Stored entries
------------------------------------------------

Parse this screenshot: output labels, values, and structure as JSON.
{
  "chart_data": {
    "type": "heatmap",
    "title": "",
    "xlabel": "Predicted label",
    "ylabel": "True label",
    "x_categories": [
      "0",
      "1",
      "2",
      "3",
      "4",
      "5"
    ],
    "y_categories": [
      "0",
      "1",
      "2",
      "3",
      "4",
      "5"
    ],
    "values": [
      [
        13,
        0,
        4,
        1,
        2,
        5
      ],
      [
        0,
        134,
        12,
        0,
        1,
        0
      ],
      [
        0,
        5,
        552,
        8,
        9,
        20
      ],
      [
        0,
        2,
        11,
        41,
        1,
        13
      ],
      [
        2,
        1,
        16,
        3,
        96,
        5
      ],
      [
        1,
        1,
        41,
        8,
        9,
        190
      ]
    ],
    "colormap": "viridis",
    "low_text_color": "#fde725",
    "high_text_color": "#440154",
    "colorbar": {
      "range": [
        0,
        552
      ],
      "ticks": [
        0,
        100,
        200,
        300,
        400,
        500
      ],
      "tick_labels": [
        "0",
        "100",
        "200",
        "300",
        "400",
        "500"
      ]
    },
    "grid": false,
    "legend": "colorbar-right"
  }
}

------------------------------------------------

What to produce> Look above for lines with the word "values" and copy them all.

Finished answer>
Parse this screenshot: output labels, values, and structure as JSON.
    "values": [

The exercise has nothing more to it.